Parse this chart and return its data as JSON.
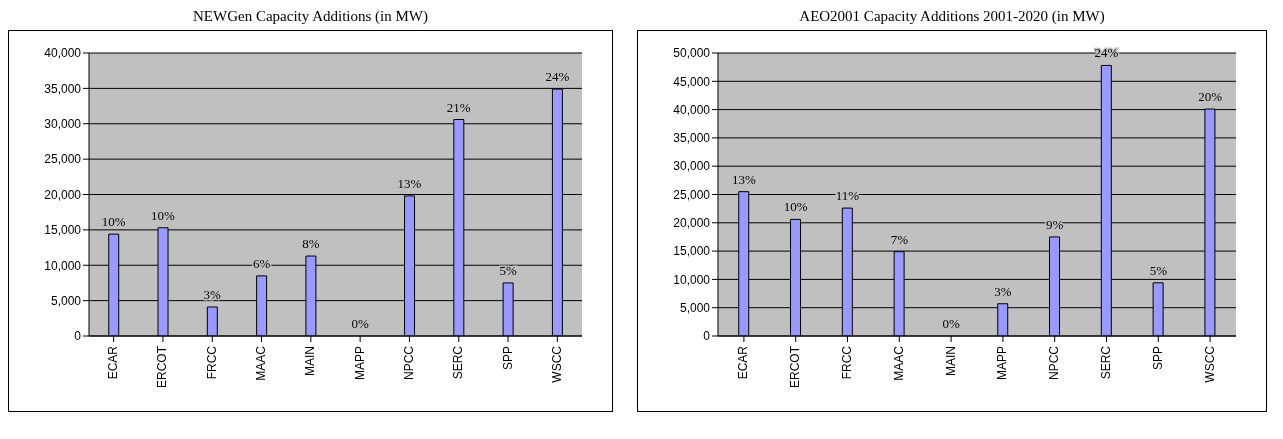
{
  "chart_data": [
    {
      "type": "bar",
      "title": "NEWGen Capacity Additions (in MW)",
      "categories": [
        "ECAR",
        "ERCOT",
        "FRCC",
        "MAAC",
        "MAIN",
        "MAPP",
        "NPCC",
        "SERC",
        "SPP",
        "WSCC"
      ],
      "values": [
        14400,
        15300,
        4100,
        8500,
        11300,
        0,
        19800,
        30600,
        7500,
        34900
      ],
      "color": "#9999ff",
      "ylim": [
        0,
        40000
      ],
      "yticks": [
        {
          "value": 0,
          "label": "0"
        },
        {
          "value": 5000,
          "label": "5,000"
        },
        {
          "value": 10000,
          "label": "10,000"
        },
        {
          "value": 15000,
          "label": "15,000"
        },
        {
          "value": 20000,
          "label": "20,000"
        },
        {
          "value": 25000,
          "label": "25,000"
        },
        {
          "value": 30000,
          "label": "30,000"
        },
        {
          "value": 35000,
          "label": "35,000"
        },
        {
          "value": 40000,
          "label": "40,000"
        }
      ],
      "grid": "y",
      "annotations": [
        {
          "text": "10%",
          "x": "ECAR",
          "y": 14400
        },
        {
          "text": "10%",
          "x": "ERCOT",
          "y": 15300
        },
        {
          "text": "3%",
          "x": "FRCC",
          "y": 4100
        },
        {
          "text": "6%",
          "x": "MAAC",
          "y": 8500
        },
        {
          "text": "8%",
          "x": "MAIN",
          "y": 11300
        },
        {
          "text": "0%",
          "x": "MAPP",
          "y": 0
        },
        {
          "text": "13%",
          "x": "NPCC",
          "y": 19800
        },
        {
          "text": "21%",
          "x": "SERC",
          "y": 30600
        },
        {
          "text": "5%",
          "x": "SPP",
          "y": 7500
        },
        {
          "text": "24%",
          "x": "WSCC",
          "y": 34900
        }
      ]
    },
    {
      "type": "bar",
      "title": "AEO2001 Capacity Additions 2001-2020 (in MW)",
      "categories": [
        "ECAR",
        "ERCOT",
        "FRCC",
        "MAAC",
        "MAIN",
        "MAPP",
        "NPCC",
        "SERC",
        "SPP",
        "WSCC"
      ],
      "values": [
        25500,
        20600,
        22600,
        14900,
        0,
        5700,
        17500,
        47800,
        9400,
        40100
      ],
      "color": "#9999ff",
      "ylim": [
        0,
        50000
      ],
      "yticks": [
        {
          "value": 0,
          "label": "0"
        },
        {
          "value": 5000,
          "label": "5,000"
        },
        {
          "value": 10000,
          "label": "10,000"
        },
        {
          "value": 15000,
          "label": "15,000"
        },
        {
          "value": 20000,
          "label": "20,000"
        },
        {
          "value": 25000,
          "label": "25,000"
        },
        {
          "value": 30000,
          "label": "30,000"
        },
        {
          "value": 35000,
          "label": "35,000"
        },
        {
          "value": 40000,
          "label": "40,000"
        },
        {
          "value": 45000,
          "label": "45,000"
        },
        {
          "value": 50000,
          "label": "50,000"
        }
      ],
      "grid": "y",
      "annotations": [
        {
          "text": "13%",
          "x": "ECAR",
          "y": 25500
        },
        {
          "text": "10%",
          "x": "ERCOT",
          "y": 20600
        },
        {
          "text": "11%",
          "x": "FRCC",
          "y": 22600
        },
        {
          "text": "7%",
          "x": "MAAC",
          "y": 14900
        },
        {
          "text": "0%",
          "x": "MAIN",
          "y": 0
        },
        {
          "text": "3%",
          "x": "MAPP",
          "y": 5700
        },
        {
          "text": "9%",
          "x": "NPCC",
          "y": 17500
        },
        {
          "text": "24%",
          "x": "SERC",
          "y": 47800
        },
        {
          "text": "5%",
          "x": "SPP",
          "y": 9400
        },
        {
          "text": "20%",
          "x": "WSCC",
          "y": 40100
        }
      ]
    }
  ]
}
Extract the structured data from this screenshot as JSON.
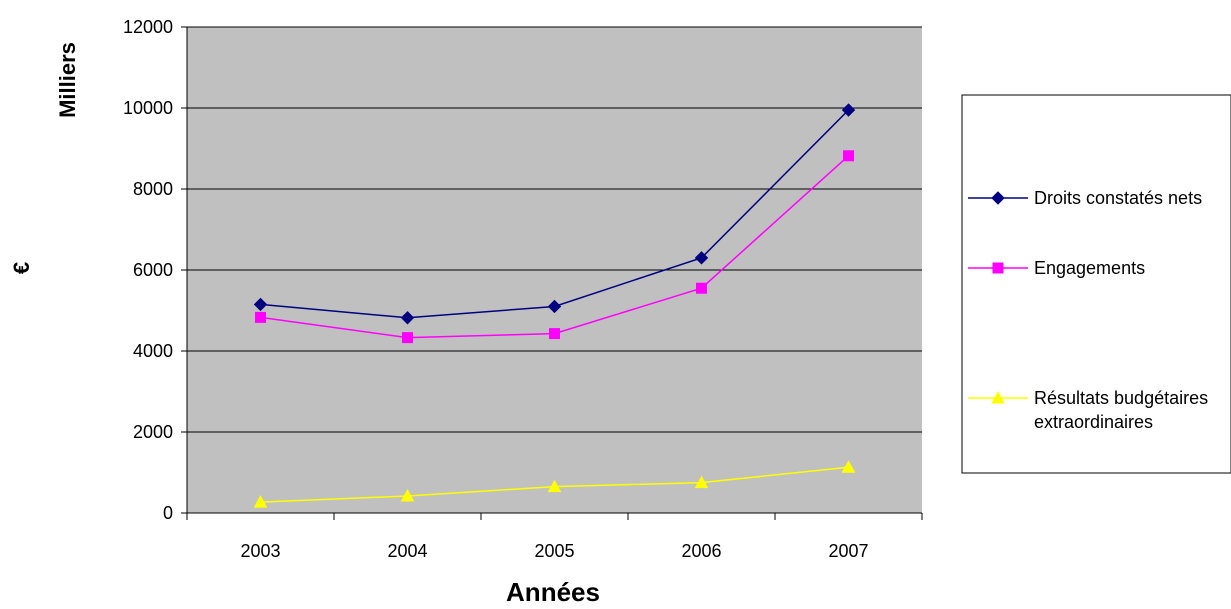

__EXERCISE REQUIREMENTS__:
Write the listing above out again exactly, dropping each image.

__TASK OUTPUT__:
Parse this chart and return its data as JSON.
{
  "chart_data": [
    {
      "type": "bar",
      "title": "NEWGen Capacity Additions (in MW)",
      "categories": [
        "ECAR",
        "ERCOT",
        "FRCC",
        "MAAC",
        "MAIN",
        "MAPP",
        "NPCC",
        "SERC",
        "SPP",
        "WSCC"
      ],
      "values": [
        14400,
        15300,
        4100,
        8500,
        11300,
        0,
        19800,
        30600,
        7500,
        34900
      ],
      "color": "#9999ff",
      "ylim": [
        0,
        40000
      ],
      "yticks": [
        {
          "value": 0,
          "label": "0"
        },
        {
          "value": 5000,
          "label": "5,000"
        },
        {
          "value": 10000,
          "label": "10,000"
        },
        {
          "value": 15000,
          "label": "15,000"
        },
        {
          "value": 20000,
          "label": "20,000"
        },
        {
          "value": 25000,
          "label": "25,000"
        },
        {
          "value": 30000,
          "label": "30,000"
        },
        {
          "value": 35000,
          "label": "35,000"
        },
        {
          "value": 40000,
          "label": "40,000"
        }
      ],
      "grid": "y",
      "annotations": [
        {
          "text": "10%",
          "x": "ECAR",
          "y": 14400
        },
        {
          "text": "10%",
          "x": "ERCOT",
          "y": 15300
        },
        {
          "text": "3%",
          "x": "FRCC",
          "y": 4100
        },
        {
          "text": "6%",
          "x": "MAAC",
          "y": 8500
        },
        {
          "text": "8%",
          "x": "MAIN",
          "y": 11300
        },
        {
          "text": "0%",
          "x": "MAPP",
          "y": 0
        },
        {
          "text": "13%",
          "x": "NPCC",
          "y": 19800
        },
        {
          "text": "21%",
          "x": "SERC",
          "y": 30600
        },
        {
          "text": "5%",
          "x": "SPP",
          "y": 7500
        },
        {
          "text": "24%",
          "x": "WSCC",
          "y": 34900
        }
      ]
    },
    {
      "type": "bar",
      "title": "AEO2001 Capacity Additions 2001-2020 (in MW)",
      "categories": [
        "ECAR",
        "ERCOT",
        "FRCC",
        "MAAC",
        "MAIN",
        "MAPP",
        "NPCC",
        "SERC",
        "SPP",
        "WSCC"
      ],
      "values": [
        25500,
        20600,
        22600,
        14900,
        0,
        5700,
        17500,
        47800,
        9400,
        40100
      ],
      "color": "#9999ff",
      "ylim": [
        0,
        50000
      ],
      "yticks": [
        {
          "value": 0,
          "label": "0"
        },
        {
          "value": 5000,
          "label": "5,000"
        },
        {
          "value": 10000,
          "label": "10,000"
        },
        {
          "value": 15000,
          "label": "15,000"
        },
        {
          "value": 20000,
          "label": "20,000"
        },
        {
          "value": 25000,
          "label": "25,000"
        },
        {
          "value": 30000,
          "label": "30,000"
        },
        {
          "value": 35000,
          "label": "35,000"
        },
        {
          "value": 40000,
          "label": "40,000"
        },
        {
          "value": 45000,
          "label": "45,000"
        },
        {
          "value": 50000,
          "label": "50,000"
        }
      ],
      "grid": "y",
      "annotations": [
        {
          "text": "13%",
          "x": "ECAR",
          "y": 25500
        },
        {
          "text": "10%",
          "x": "ERCOT",
          "y": 20600
        },
        {
          "text": "11%",
          "x": "FRCC",
          "y": 22600
        },
        {
          "text": "7%",
          "x": "MAAC",
          "y": 14900
        },
        {
          "text": "0%",
          "x": "MAIN",
          "y": 0
        },
        {
          "text": "3%",
          "x": "MAPP",
          "y": 5700
        },
        {
          "text": "9%",
          "x": "NPCC",
          "y": 17500
        },
        {
          "text": "24%",
          "x": "SERC",
          "y": 47800
        },
        {
          "text": "5%",
          "x": "SPP",
          "y": 9400
        },
        {
          "text": "20%",
          "x": "WSCC",
          "y": 40100
        }
      ]
    }
  ]
}
Extract the structured data from this screenshot as JSON.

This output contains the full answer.